WHAT THIS TASK INVOLVES
Extract all lines that hold the string "counts".

* Begin LISTING *

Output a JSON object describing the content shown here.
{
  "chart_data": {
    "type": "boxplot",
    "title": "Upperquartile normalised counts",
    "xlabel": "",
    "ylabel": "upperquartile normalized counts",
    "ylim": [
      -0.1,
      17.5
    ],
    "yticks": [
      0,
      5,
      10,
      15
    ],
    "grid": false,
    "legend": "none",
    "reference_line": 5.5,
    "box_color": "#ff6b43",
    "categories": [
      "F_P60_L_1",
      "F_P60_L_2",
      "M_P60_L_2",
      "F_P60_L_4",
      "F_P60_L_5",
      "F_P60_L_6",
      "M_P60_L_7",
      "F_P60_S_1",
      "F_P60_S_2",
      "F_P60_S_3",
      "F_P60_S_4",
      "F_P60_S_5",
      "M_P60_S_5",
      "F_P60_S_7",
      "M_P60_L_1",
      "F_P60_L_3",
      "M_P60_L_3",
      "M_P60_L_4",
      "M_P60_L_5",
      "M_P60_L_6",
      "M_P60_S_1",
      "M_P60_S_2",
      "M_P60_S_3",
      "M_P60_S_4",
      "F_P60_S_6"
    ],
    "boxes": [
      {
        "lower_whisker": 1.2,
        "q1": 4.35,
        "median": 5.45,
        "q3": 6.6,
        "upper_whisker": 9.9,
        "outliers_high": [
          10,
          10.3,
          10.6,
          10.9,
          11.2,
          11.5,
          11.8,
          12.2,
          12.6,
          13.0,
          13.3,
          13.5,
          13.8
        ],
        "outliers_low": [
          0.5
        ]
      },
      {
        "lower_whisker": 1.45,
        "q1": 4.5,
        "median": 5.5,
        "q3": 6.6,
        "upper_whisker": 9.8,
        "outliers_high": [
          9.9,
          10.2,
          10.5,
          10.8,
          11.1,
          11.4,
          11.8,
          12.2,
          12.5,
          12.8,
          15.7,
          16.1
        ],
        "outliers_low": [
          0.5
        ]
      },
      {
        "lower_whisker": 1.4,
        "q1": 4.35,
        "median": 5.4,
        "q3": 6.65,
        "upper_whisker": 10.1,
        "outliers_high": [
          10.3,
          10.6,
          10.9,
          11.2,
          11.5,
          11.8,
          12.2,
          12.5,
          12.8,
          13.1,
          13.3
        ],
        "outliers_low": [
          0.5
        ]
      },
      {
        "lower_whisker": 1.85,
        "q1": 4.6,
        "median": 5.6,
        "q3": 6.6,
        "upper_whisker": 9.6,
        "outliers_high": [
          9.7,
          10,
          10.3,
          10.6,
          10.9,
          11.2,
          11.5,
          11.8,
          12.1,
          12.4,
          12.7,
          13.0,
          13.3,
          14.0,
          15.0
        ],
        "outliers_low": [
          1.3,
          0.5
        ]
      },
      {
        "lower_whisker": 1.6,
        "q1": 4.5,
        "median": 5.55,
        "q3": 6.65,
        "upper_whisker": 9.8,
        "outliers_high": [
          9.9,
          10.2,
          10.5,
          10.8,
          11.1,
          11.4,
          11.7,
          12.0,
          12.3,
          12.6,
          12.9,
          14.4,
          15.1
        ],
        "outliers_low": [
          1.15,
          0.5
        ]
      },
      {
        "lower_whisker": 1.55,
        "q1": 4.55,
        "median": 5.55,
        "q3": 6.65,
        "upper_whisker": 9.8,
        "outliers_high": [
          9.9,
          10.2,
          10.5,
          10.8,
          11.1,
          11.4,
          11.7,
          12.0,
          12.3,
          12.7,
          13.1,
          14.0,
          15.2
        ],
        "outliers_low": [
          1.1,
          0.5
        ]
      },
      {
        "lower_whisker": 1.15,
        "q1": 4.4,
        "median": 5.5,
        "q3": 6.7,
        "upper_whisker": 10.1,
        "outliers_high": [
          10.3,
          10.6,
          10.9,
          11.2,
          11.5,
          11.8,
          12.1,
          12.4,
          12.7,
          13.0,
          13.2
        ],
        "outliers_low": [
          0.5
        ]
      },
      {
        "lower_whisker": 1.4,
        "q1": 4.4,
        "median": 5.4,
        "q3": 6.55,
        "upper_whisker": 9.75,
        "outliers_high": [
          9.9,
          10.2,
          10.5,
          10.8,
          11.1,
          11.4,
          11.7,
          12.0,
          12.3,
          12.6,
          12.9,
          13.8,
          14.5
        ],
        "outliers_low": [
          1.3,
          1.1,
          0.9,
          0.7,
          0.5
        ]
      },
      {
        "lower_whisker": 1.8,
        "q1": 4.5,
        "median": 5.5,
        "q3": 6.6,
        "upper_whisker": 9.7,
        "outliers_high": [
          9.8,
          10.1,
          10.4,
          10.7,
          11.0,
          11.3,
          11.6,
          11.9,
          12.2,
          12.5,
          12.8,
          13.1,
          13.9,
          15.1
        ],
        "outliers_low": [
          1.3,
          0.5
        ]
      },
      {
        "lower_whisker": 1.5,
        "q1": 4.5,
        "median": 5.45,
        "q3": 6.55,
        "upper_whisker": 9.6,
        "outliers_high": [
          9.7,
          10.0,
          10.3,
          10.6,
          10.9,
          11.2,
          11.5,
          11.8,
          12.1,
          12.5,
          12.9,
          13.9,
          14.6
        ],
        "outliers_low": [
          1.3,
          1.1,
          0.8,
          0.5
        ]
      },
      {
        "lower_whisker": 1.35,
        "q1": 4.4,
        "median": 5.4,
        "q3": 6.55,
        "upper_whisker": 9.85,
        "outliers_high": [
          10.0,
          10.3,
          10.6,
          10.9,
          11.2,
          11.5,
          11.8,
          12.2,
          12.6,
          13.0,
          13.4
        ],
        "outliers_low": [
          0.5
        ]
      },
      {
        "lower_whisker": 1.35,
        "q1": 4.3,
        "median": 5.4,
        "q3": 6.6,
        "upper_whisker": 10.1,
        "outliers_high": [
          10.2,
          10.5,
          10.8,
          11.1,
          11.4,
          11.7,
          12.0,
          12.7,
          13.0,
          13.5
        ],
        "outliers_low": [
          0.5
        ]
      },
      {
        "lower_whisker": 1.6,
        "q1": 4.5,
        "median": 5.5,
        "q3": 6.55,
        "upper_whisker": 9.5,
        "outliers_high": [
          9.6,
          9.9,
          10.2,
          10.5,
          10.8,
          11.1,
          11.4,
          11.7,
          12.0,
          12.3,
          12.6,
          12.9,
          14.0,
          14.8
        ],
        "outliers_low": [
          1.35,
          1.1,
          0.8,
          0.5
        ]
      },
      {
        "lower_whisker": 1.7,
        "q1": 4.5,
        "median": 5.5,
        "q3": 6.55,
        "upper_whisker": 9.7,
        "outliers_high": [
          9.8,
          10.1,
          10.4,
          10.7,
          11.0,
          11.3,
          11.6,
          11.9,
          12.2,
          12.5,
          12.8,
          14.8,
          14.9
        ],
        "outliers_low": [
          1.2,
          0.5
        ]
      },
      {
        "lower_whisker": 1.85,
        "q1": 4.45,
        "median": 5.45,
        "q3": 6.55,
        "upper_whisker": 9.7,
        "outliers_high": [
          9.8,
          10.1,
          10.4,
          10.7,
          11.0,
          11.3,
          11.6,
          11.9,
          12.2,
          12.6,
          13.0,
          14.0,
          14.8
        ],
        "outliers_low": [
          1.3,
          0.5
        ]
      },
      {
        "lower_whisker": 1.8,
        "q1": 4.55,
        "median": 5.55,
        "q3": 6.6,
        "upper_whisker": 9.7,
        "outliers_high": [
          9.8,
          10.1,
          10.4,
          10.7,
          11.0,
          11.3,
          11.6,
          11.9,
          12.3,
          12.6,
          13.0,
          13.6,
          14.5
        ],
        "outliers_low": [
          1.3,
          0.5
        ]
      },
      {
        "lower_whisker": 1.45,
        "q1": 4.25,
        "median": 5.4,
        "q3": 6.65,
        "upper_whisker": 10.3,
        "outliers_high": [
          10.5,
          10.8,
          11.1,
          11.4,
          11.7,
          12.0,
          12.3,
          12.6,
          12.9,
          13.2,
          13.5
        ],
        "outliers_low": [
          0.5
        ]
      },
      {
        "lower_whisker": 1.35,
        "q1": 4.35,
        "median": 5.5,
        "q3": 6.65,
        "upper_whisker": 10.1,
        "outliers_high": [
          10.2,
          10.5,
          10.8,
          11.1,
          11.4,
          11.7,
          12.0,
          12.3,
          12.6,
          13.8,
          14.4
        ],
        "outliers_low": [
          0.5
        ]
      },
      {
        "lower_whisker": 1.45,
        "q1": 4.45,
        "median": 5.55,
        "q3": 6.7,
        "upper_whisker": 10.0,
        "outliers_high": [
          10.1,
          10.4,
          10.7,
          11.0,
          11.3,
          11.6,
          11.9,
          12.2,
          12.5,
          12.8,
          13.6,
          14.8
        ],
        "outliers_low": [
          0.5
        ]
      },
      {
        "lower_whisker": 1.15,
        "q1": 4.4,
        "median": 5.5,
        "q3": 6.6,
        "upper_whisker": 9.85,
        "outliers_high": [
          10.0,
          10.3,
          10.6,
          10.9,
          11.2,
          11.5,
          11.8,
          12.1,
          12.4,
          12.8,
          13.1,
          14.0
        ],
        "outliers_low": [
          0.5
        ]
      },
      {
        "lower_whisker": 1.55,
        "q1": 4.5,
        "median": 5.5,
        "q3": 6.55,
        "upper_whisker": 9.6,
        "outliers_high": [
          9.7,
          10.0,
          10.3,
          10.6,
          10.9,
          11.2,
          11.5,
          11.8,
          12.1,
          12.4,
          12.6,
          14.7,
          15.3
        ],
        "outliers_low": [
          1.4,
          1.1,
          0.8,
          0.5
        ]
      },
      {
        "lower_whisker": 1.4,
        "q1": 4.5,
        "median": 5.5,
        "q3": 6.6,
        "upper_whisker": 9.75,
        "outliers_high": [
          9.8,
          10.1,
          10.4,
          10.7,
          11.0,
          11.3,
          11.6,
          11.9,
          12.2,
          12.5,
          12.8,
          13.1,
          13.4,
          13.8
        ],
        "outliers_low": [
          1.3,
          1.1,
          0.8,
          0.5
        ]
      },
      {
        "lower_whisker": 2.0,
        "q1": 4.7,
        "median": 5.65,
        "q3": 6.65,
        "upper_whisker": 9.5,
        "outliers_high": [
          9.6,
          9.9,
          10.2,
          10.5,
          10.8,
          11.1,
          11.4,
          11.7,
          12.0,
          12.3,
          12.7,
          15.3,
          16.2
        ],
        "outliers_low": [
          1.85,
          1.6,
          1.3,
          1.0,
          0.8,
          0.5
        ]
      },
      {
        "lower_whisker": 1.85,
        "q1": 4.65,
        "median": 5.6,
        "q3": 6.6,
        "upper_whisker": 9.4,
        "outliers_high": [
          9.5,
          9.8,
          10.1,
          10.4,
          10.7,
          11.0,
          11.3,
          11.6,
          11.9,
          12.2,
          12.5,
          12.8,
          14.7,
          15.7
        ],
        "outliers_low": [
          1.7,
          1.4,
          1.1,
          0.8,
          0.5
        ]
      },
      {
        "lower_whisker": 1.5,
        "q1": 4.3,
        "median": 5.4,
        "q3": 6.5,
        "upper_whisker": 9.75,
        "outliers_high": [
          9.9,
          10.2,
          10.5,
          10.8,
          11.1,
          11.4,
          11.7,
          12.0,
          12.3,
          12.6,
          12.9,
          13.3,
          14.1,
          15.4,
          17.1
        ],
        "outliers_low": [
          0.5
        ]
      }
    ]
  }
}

* End LISTING *

ANSWER BELOW
    "title": "Upperquartile normalised counts",
    "ylabel": "upperquartile normalized counts",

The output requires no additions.